_THE TASK_:
Extract the full set of records, then give each one again exactly.

◇ ◇ ◇ ◇

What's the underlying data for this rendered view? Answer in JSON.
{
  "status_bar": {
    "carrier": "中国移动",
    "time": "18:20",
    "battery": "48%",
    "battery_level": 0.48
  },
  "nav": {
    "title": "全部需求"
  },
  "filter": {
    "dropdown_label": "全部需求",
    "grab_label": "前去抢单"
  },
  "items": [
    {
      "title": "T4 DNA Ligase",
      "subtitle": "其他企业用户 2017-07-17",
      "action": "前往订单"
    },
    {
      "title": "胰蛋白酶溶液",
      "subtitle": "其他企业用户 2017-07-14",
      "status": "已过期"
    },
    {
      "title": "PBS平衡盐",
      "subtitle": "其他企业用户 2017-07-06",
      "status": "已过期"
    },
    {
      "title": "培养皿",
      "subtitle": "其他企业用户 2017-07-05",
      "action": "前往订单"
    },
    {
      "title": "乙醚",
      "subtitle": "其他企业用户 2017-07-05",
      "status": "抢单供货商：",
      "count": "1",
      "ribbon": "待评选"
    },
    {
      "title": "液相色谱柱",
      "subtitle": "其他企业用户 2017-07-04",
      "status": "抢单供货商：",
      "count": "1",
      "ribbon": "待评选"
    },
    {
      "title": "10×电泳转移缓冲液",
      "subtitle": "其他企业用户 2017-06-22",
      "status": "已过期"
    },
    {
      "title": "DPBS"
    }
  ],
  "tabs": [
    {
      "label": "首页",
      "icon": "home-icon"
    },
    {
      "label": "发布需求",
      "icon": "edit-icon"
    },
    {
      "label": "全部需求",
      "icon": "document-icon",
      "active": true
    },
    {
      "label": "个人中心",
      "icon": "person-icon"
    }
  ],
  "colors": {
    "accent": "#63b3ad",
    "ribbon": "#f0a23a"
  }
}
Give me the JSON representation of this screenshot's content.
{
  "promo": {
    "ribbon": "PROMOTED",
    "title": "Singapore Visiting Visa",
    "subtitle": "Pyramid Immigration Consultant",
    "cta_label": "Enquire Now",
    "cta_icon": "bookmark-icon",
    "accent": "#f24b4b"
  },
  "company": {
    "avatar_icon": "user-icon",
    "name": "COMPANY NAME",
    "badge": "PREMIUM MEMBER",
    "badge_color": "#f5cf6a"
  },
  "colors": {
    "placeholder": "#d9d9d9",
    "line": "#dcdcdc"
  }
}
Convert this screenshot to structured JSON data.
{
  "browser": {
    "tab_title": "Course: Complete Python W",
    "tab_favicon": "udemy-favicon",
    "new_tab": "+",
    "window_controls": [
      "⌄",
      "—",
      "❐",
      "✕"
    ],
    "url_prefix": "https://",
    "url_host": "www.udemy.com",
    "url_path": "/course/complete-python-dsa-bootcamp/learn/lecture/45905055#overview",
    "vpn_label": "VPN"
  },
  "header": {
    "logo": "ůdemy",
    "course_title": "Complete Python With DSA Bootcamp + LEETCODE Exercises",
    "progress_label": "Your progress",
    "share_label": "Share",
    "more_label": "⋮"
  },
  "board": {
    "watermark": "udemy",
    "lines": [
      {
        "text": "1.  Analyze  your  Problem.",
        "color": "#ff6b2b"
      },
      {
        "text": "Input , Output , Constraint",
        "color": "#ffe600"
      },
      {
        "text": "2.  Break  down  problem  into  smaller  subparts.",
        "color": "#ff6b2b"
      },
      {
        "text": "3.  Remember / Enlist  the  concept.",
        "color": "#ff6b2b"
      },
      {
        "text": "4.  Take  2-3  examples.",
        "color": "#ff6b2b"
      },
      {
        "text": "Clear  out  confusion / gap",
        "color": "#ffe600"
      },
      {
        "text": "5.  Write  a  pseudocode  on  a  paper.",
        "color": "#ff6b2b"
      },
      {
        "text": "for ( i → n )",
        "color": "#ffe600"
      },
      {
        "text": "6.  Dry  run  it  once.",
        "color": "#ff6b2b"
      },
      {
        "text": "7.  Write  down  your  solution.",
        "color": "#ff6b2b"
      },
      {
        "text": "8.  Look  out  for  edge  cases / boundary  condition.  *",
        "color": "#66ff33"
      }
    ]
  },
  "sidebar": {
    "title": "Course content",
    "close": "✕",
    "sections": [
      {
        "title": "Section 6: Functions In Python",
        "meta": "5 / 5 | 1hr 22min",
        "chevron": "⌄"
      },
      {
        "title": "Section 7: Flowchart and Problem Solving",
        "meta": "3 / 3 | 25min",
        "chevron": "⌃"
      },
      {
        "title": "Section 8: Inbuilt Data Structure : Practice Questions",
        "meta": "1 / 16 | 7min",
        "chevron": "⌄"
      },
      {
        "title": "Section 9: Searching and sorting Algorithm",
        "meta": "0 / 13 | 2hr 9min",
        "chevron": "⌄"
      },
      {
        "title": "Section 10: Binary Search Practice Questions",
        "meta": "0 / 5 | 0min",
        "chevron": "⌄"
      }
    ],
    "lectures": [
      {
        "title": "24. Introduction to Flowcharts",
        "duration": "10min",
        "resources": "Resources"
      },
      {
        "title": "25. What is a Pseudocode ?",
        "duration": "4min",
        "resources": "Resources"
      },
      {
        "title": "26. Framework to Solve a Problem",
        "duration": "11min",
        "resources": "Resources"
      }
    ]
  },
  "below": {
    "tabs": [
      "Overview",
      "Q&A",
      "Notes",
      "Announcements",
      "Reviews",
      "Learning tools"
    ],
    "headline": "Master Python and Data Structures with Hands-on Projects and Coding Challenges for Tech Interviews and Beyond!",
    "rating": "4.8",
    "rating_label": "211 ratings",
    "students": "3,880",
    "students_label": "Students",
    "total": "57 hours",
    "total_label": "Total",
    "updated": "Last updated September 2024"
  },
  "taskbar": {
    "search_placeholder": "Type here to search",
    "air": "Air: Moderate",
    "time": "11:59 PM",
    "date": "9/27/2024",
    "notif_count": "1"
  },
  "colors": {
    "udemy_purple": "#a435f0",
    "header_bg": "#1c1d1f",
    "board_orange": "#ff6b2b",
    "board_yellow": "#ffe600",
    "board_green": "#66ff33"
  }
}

◇ ◇ ◇ ◇

_WRITTEN RESPONSE_:
What's the underlying data for this rendered view? Answer in JSON.
{
  "status_bar": {
    "carrier": "中国移动",
    "time": "18:20",
    "battery": "48%",
    "battery_level": 0.48
  },
  "nav": {
    "title": "全部需求"
  },
  "filter": {
    "dropdown_label": "全部需求",
    "grab_label": "前去抢单"
  },
  "items": [
    {
      "title": "T4 DNA Ligase",
      "subtitle": "其他企业用户 2017-07-17",
      "action": "前往订单"
    },
    {
      "title": "胰蛋白酶溶液",
      "subtitle": "其他企业用户 2017-07-14",
      "status": "已过期"
    },
    {
      "title": "PBS平衡盐",
      "subtitle": "其他企业用户 2017-07-06",
      "status": "已过期"
    },
    {
      "title": "培养皿",
      "subtitle": "其他企业用户 2017-07-05",
      "action": "前往订单"
    },
    {
      "title": "乙醚",
      "subtitle": "其他企业用户 2017-07-05",
      "status": "抢单供货商：",
      "count": "1",
      "ribbon": "待评选"
    },
    {
      "title": "液相色谱柱",
      "subtitle": "其他企业用户 2017-07-04",
      "status": "抢单供货商：",
      "count": "1",
      "ribbon": "待评选"
    },
    {
      "title": "10×电泳转移缓冲液",
      "subtitle": "其他企业用户 2017-06-22",
      "status": "已过期"
    },
    {
      "title": "DPBS"
    }
  ],
  "tabs": [
    {
      "label": "首页",
      "icon": "home-icon"
    },
    {
      "label": "发布需求",
      "icon": "edit-icon"
    },
    {
      "label": "全部需求",
      "icon": "document-icon",
      "active": true
    },
    {
      "label": "个人中心",
      "icon": "person-icon"
    }
  ],
  "colors": {
    "accent": "#63b3ad",
    "ribbon": "#f0a23a"
  }
}
Give me the JSON representation of this screenshot's content.
{
  "promo": {
    "ribbon": "PROMOTED",
    "title": "Singapore Visiting Visa",
    "subtitle": "Pyramid Immigration Consultant",
    "cta_label": "Enquire Now",
    "cta_icon": "bookmark-icon",
    "accent": "#f24b4b"
  },
  "company": {
    "avatar_icon": "user-icon",
    "name": "COMPANY NAME",
    "badge": "PREMIUM MEMBER",
    "badge_color": "#f5cf6a"
  },
  "colors": {
    "placeholder": "#d9d9d9",
    "line": "#dcdcdc"
  }
}
Convert this screenshot to structured JSON data.
{
  "browser": {
    "tab_title": "Course: Complete Python W",
    "tab_favicon": "udemy-favicon",
    "new_tab": "+",
    "window_controls": [
      "⌄",
      "—",
      "❐",
      "✕"
    ],
    "url_prefix": "https://",
    "url_host": "www.udemy.com",
    "url_path": "/course/complete-python-dsa-bootcamp/learn/lecture/45905055#overview",
    "vpn_label": "VPN"
  },
  "header": {
    "logo": "ůdemy",
    "course_title": "Complete Python With DSA Bootcamp + LEETCODE Exercises",
    "progress_label": "Your progress",
    "share_label": "Share",
    "more_label": "⋮"
  },
  "board": {
    "watermark": "udemy",
    "lines": [
      {
        "text": "1.  Analyze  your  Problem.",
        "color": "#ff6b2b"
      },
      {
        "text": "Input , Output , Constraint",
        "color": "#ffe600"
      },
      {
        "text": "2.  Break  down  problem  into  smaller  subparts.",
        "color": "#ff6b2b"
      },
      {
        "text": "3.  Remember / Enlist  the  concept.",
        "color": "#ff6b2b"
      },
      {
        "text": "4.  Take  2-3  examples.",
        "color": "#ff6b2b"
      },
      {
        "text": "Clear  out  confusion / gap",
        "color": "#ffe600"
      },
      {
        "text": "5.  Write  a  pseudocode  on  a  paper.",
        "color": "#ff6b2b"
      },
      {
        "text": "for ( i → n )",
        "color": "#ffe600"
      },
      {
        "text": "6.  Dry  run  it  once.",
        "color": "#ff6b2b"
      },
      {
        "text": "7.  Write  down  your  solution.",
        "color": "#ff6b2b"
      },
      {
        "text": "8.  Look  out  for  edge  cases / boundary  condition.  *",
        "color": "#66ff33"
      }
    ]
  },
  "sidebar": {
    "title": "Course content",
    "close": "✕",
    "sections": [
      {
        "title": "Section 6: Functions In Python",
        "meta": "5 / 5 | 1hr 22min",
        "chevron": "⌄"
      },
      {
        "title": "Section 7: Flowchart and Problem Solving",
        "meta": "3 / 3 | 25min",
        "chevron": "⌃"
      },
      {
        "title": "Section 8: Inbuilt Data Structure : Practice Questions",
        "meta": "1 / 16 | 7min",
        "chevron": "⌄"
      },
      {
        "title": "Section 9: Searching and sorting Algorithm",
        "meta": "0 / 13 | 2hr 9min",
        "chevron": "⌄"
      },
      {
        "title": "Section 10: Binary Search Practice Questions",
        "meta": "0 / 5 | 0min",
        "chevron": "⌄"
      }
    ],
    "lectures": [
      {
        "title": "24. Introduction to Flowcharts",
        "duration": "10min",
        "resources": "Resources"
      },
      {
        "title": "25. What is a Pseudocode ?",
        "duration": "4min",
        "resources": "Resources"
      },
      {
        "title": "26. Framework to Solve a Problem",
        "duration": "11min",
        "resources": "Resources"
      }
    ]
  },
  "below": {
    "tabs": [
      "Overview",
      "Q&A",
      "Notes",
      "Announcements",
      "Reviews",
      "Learning tools"
    ],
    "headline": "Master Python and Data Structures with Hands-on Projects and Coding Challenges for Tech Interviews and Beyond!",
    "rating": "4.8",
    "rating_label": "211 ratings",
    "students": "3,880",
    "students_label": "Students",
    "total": "57 hours",
    "total_label": "Total",
    "updated": "Last updated September 2024"
  },
  "taskbar": {
    "search_placeholder": "Type here to search",
    "air": "Air: Moderate",
    "time": "11:59 PM",
    "date": "9/27/2024",
    "notif_count": "1"
  },
  "colors": {
    "udemy_purple": "#a435f0",
    "header_bg": "#1c1d1f",
    "board_orange": "#ff6b2b",
    "board_yellow": "#ffe600",
    "board_green": "#66ff33"
  }
}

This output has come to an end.